Exercise details => Tally the lines of the records that contain the string "Mönche", then give the total and nothing more.

Working data =>

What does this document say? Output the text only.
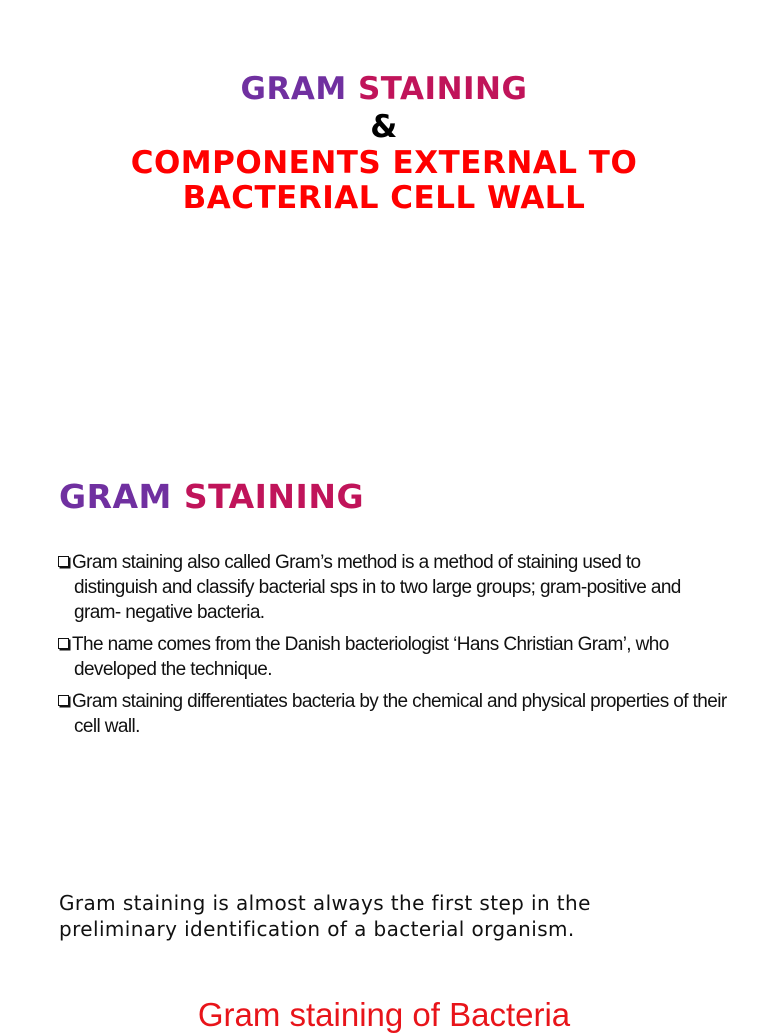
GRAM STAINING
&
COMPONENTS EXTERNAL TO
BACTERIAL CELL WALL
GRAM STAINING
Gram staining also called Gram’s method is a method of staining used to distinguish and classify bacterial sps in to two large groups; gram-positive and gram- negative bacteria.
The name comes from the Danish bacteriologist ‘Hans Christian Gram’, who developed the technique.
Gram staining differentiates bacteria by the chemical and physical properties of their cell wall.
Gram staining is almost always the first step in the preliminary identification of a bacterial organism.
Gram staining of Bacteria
==
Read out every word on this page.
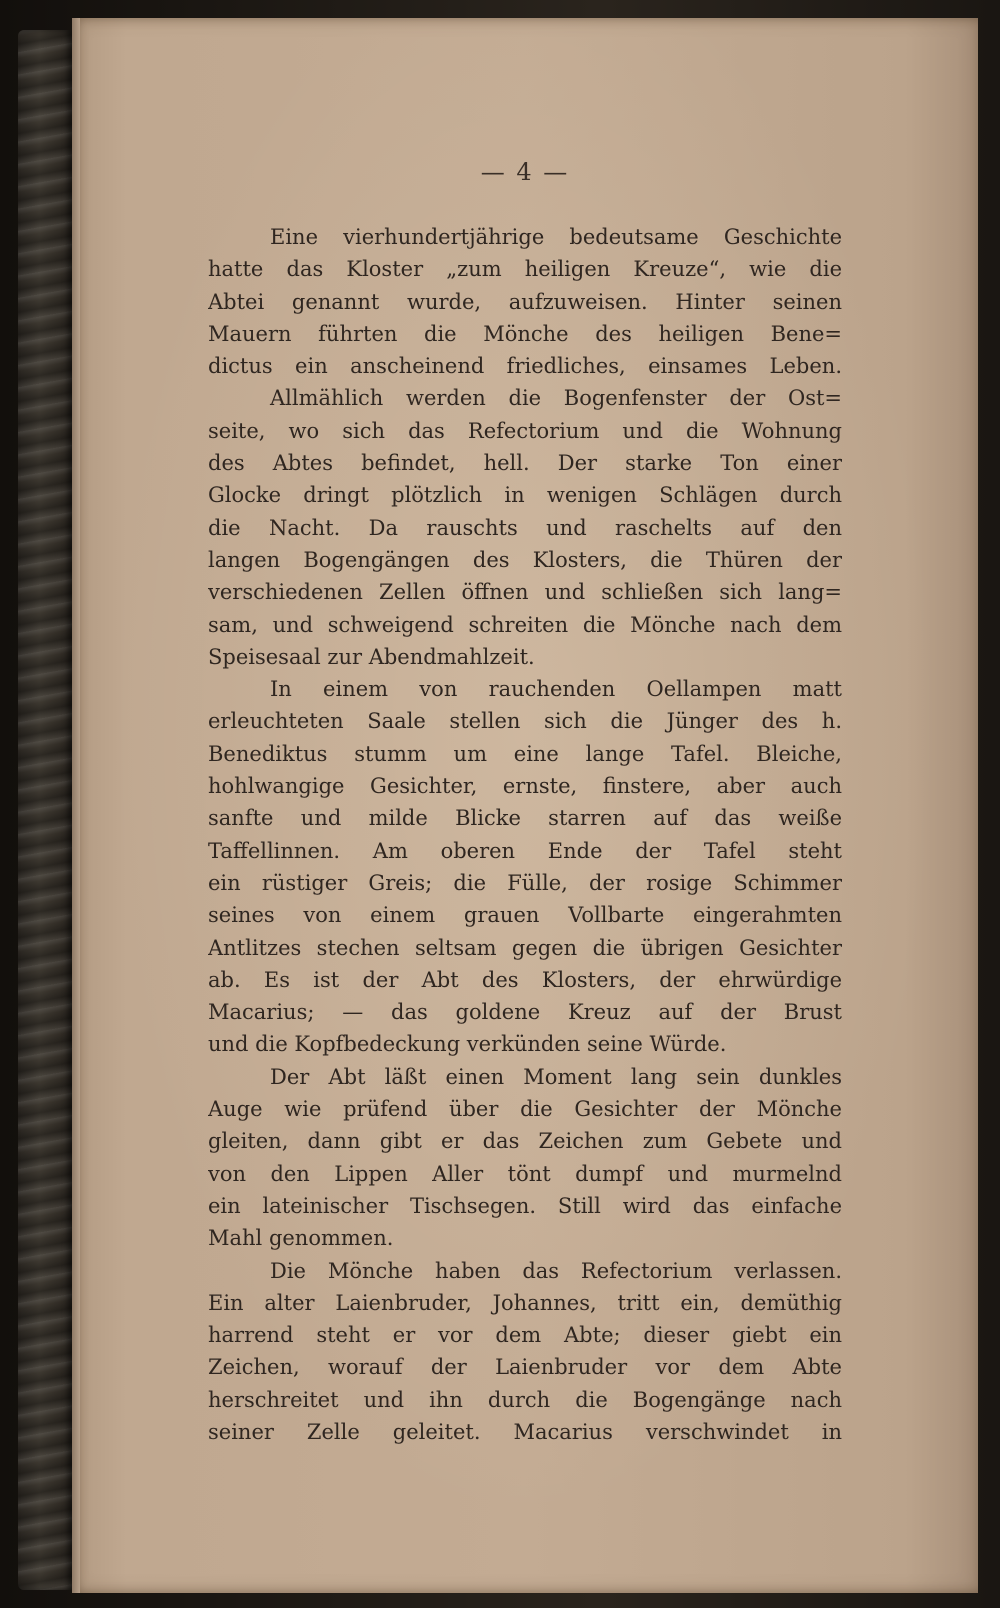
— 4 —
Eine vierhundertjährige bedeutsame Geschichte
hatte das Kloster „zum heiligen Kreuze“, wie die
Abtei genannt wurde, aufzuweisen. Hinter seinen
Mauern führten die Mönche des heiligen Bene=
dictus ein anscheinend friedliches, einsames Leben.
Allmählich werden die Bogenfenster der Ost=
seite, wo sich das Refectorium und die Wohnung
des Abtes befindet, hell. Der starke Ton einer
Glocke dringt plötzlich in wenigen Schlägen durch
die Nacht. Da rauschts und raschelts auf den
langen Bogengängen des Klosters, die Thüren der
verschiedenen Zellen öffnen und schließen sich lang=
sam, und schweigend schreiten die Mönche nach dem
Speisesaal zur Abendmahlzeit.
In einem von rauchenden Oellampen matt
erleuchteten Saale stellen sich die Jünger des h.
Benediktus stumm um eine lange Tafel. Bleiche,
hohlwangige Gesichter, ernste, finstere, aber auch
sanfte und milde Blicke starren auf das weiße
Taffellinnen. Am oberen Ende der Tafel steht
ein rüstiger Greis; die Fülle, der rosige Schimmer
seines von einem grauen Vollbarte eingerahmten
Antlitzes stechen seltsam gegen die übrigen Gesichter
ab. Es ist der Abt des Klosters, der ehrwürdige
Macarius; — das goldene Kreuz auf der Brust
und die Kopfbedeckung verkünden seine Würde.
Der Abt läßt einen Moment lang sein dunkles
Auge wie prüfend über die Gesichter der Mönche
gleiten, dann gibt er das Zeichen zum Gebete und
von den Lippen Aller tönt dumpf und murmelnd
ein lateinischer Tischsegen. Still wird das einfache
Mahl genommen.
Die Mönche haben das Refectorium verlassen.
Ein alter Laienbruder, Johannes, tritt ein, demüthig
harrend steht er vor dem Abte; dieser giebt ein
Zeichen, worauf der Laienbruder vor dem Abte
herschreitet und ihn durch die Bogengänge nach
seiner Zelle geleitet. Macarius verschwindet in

Answer section => 4